* Begin *

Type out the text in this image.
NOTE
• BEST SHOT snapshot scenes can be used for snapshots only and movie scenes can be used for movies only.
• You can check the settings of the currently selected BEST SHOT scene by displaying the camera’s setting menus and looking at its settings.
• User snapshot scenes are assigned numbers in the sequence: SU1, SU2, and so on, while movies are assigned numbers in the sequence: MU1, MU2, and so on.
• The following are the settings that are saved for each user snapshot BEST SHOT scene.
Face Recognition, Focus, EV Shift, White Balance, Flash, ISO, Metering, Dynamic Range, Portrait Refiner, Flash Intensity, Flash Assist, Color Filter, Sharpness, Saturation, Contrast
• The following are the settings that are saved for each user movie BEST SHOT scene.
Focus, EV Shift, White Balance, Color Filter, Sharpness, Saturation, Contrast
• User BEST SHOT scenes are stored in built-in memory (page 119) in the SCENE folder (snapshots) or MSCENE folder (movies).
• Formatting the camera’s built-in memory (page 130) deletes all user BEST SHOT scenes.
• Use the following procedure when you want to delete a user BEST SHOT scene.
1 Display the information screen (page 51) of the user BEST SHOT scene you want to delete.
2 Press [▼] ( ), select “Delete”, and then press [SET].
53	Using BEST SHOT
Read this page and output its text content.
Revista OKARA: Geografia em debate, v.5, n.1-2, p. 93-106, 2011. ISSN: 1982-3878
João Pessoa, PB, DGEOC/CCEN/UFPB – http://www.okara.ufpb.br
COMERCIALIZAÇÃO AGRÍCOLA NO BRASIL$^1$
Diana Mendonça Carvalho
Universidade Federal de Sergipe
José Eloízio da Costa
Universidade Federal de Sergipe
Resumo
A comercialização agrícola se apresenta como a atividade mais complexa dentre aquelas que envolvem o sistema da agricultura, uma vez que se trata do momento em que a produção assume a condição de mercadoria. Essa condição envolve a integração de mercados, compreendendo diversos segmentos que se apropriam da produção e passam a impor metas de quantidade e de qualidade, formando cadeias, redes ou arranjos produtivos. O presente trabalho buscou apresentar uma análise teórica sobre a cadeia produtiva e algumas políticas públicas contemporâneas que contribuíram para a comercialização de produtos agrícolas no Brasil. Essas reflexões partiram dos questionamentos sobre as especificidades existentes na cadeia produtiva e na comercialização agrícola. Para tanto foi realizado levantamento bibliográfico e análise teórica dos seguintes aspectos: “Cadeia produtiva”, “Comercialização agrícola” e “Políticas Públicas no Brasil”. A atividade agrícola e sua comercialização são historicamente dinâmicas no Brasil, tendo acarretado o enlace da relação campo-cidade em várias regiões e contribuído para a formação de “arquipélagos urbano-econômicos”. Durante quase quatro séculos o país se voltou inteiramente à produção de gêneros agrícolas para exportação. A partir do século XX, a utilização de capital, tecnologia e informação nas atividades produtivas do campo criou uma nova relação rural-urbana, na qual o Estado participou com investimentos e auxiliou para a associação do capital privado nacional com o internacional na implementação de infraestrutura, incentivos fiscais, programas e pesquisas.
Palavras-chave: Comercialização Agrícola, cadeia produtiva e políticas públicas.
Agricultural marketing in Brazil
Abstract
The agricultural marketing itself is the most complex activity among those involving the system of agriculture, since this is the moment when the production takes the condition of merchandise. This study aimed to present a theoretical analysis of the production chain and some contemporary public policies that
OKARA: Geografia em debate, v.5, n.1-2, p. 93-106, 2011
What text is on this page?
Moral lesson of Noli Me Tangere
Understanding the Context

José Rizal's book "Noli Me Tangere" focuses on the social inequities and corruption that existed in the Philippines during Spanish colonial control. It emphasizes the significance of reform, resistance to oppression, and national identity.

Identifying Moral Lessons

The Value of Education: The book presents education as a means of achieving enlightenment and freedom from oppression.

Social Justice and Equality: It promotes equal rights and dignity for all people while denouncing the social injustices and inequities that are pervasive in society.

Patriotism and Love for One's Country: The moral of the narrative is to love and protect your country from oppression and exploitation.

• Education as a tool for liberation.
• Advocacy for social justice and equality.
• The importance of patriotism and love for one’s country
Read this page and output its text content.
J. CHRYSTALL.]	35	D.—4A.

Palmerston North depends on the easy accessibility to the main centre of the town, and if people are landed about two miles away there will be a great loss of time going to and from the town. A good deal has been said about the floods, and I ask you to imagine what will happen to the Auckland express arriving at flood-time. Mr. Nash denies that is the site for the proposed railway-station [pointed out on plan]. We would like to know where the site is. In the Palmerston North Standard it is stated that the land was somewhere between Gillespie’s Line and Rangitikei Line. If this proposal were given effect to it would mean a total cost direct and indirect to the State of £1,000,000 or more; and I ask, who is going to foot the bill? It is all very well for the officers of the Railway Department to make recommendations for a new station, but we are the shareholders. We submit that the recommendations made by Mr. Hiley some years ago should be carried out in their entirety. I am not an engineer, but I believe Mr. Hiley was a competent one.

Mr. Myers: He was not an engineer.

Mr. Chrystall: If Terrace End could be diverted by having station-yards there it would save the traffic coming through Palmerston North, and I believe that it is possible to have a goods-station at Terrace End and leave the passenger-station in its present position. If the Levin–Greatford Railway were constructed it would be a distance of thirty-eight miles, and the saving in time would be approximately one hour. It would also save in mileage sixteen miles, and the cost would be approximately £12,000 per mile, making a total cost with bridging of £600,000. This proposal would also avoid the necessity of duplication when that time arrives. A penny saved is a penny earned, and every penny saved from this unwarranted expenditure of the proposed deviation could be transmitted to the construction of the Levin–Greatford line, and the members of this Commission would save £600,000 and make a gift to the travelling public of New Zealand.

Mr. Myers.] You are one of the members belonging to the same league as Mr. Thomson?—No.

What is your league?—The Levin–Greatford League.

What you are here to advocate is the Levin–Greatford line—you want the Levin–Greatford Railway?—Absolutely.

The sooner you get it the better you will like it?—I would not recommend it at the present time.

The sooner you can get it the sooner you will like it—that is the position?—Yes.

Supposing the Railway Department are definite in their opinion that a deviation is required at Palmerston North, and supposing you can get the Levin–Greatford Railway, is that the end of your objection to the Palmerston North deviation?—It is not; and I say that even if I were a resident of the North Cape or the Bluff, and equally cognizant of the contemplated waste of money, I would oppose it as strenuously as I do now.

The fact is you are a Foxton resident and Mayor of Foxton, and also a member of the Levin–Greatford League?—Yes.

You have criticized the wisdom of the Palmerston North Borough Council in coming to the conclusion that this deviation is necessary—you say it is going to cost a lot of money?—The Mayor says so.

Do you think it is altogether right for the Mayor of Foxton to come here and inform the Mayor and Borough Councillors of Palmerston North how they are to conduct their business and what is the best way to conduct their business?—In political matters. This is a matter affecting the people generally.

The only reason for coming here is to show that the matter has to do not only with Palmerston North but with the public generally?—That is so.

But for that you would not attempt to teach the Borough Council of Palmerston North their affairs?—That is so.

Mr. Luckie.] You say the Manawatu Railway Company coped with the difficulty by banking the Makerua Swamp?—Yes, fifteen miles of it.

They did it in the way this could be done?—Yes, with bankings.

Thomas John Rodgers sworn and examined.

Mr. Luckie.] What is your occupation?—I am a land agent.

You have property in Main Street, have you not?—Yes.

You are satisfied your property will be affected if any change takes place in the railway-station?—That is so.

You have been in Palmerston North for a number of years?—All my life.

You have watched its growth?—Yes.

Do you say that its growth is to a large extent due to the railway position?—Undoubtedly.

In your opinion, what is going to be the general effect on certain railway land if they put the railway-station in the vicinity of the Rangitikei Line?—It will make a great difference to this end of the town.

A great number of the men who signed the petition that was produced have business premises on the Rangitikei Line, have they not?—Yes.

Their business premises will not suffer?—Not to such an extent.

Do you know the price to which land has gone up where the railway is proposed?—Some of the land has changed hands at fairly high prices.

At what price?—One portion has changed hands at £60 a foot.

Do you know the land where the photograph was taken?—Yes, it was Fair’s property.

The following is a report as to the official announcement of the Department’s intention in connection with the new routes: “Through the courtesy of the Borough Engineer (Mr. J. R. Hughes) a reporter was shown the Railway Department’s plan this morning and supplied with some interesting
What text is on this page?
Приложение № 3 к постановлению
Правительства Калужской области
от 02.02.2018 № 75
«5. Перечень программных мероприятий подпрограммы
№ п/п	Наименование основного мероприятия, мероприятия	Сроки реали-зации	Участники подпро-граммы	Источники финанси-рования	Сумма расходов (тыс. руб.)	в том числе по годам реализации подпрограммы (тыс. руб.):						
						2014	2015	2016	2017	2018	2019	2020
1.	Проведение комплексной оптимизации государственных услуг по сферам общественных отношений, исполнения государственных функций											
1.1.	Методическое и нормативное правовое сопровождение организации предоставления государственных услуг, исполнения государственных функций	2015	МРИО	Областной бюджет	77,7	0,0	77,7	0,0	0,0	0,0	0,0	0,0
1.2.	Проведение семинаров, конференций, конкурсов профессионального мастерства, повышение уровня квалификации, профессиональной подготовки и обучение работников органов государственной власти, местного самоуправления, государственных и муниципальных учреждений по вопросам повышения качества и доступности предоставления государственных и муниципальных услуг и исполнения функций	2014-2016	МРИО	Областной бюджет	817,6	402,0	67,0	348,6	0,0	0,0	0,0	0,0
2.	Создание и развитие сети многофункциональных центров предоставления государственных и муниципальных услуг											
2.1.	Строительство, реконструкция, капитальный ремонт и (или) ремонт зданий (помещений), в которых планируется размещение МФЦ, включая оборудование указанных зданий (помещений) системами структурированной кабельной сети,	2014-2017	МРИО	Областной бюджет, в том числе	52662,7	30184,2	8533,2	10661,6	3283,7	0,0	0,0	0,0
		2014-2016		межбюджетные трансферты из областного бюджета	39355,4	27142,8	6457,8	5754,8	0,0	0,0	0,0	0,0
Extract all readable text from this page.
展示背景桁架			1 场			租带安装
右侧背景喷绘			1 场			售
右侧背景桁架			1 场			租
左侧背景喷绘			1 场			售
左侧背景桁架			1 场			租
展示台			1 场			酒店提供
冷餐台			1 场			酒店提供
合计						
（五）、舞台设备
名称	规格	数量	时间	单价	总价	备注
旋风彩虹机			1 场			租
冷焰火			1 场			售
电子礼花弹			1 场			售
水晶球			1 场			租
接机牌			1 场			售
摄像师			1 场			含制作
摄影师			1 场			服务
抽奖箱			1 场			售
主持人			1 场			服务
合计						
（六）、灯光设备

* End *

### Directions for this task
Where a line holds "takes", copy that line.

### Written solution
The agricultural marketing itself is the most complex activity among those involving the system of agriculture, since this is the moment when the production takes the condition of merchandise. This study aimed to present a theoretical analysis of the production chain and some contemporary public policies that
You are satisfied your property will be affected if any change takes place in the railway-station?—That is so.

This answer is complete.